The exercise ▸
Repeat each line exactly, leaving nothing out.

Data records
------------------------
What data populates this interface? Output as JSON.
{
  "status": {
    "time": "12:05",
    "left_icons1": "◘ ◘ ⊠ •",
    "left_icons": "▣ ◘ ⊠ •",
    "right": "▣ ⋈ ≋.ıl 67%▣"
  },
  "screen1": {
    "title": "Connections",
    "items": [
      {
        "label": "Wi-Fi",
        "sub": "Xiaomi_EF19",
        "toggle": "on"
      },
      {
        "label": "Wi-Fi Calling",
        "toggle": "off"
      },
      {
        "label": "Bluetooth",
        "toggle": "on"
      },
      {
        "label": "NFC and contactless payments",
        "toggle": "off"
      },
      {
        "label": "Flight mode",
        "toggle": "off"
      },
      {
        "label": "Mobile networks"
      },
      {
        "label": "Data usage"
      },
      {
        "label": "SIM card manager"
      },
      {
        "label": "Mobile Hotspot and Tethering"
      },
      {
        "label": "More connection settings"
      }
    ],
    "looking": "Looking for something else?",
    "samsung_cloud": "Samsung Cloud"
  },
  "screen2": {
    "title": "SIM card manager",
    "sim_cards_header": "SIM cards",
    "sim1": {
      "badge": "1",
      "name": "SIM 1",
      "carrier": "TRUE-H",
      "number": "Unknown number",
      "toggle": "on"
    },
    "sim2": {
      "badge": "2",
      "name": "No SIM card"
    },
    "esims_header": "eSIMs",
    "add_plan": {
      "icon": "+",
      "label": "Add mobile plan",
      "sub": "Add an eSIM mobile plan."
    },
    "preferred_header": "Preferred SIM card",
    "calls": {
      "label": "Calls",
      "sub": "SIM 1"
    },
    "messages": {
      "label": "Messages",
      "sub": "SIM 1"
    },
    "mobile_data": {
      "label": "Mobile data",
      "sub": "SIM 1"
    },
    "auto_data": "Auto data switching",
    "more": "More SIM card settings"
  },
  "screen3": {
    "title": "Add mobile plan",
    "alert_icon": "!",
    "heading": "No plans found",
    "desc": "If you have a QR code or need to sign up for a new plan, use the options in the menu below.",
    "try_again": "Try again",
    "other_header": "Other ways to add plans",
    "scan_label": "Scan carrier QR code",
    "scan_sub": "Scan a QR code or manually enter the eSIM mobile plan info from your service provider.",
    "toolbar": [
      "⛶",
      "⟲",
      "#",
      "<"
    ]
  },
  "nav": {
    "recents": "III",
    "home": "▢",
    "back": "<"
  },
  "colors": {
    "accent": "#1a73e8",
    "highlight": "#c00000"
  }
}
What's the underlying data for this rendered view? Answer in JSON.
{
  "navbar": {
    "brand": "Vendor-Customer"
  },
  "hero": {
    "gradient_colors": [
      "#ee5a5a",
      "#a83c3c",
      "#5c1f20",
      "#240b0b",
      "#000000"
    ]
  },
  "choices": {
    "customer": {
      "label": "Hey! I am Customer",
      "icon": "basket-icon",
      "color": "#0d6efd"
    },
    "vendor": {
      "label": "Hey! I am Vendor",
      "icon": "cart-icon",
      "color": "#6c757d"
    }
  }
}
------------------------
Output ▸
What data populates this interface? Output as JSON.
{
  "status": {
    "time": "12:05",
    "left_icons1": "◘ ◘ ⊠ •",
    "left_icons": "▣ ◘ ⊠ •",
    "right": "▣ ⋈ ≋.ıl 67%▣"
  },
  "screen1": {
    "title": "Connections",
    "items": [
      {
        "label": "Wi-Fi",
        "sub": "Xiaomi_EF19",
        "toggle": "on"
      },
      {
        "label": "Wi-Fi Calling",
        "toggle": "off"
      },
      {
        "label": "Bluetooth",
        "toggle": "on"
      },
      {
        "label": "NFC and contactless payments",
        "toggle": "off"
      },
      {
        "label": "Flight mode",
        "toggle": "off"
      },
      {
        "label": "Mobile networks"
      },
      {
        "label": "Data usage"
      },
      {
        "label": "SIM card manager"
      },
      {
        "label": "Mobile Hotspot and Tethering"
      },
      {
        "label": "More connection settings"
      }
    ],
    "looking": "Looking for something else?",
    "samsung_cloud": "Samsung Cloud"
  },
  "screen2": {
    "title": "SIM card manager",
    "sim_cards_header": "SIM cards",
    "sim1": {
      "badge": "1",
      "name": "SIM 1",
      "carrier": "TRUE-H",
      "number": "Unknown number",
      "toggle": "on"
    },
    "sim2": {
      "badge": "2",
      "name": "No SIM card"
    },
    "esims_header": "eSIMs",
    "add_plan": {
      "icon": "+",
      "label": "Add mobile plan",
      "sub": "Add an eSIM mobile plan."
    },
    "preferred_header": "Preferred SIM card",
    "calls": {
      "label": "Calls",
      "sub": "SIM 1"
    },
    "messages": {
      "label": "Messages",
      "sub": "SIM 1"
    },
    "mobile_data": {
      "label": "Mobile data",
      "sub": "SIM 1"
    },
    "auto_data": "Auto data switching",
    "more": "More SIM card settings"
  },
  "screen3": {
    "title": "Add mobile plan",
    "alert_icon": "!",
    "heading": "No plans found",
    "desc": "If you have a QR code or need to sign up for a new plan, use the options in the menu below.",
    "try_again": "Try again",
    "other_header": "Other ways to add plans",
    "scan_label": "Scan carrier QR code",
    "scan_sub": "Scan a QR code or manually enter the eSIM mobile plan info from your service provider.",
    "toolbar": [
      "⛶",
      "⟲",
      "#",
      "<"
    ]
  },
  "nav": {
    "recents": "III",
    "home": "▢",
    "back": "<"
  },
  "colors": {
    "accent": "#1a73e8",
    "highlight": "#c00000"
  }
}
What's the underlying data for this rendered view? Answer in JSON.
{
  "navbar": {
    "brand": "Vendor-Customer"
  },
  "hero": {
    "gradient_colors": [
      "#ee5a5a",
      "#a83c3c",
      "#5c1f20",
      "#240b0b",
      "#000000"
    ]
  },
  "choices": {
    "customer": {
      "label": "Hey! I am Customer",
      "icon": "basket-icon",
      "color": "#0d6efd"
    },
    "vendor": {
      "label": "Hey! I am Vendor",
      "icon": "cart-icon",
      "color": "#6c757d"
    }
  }
}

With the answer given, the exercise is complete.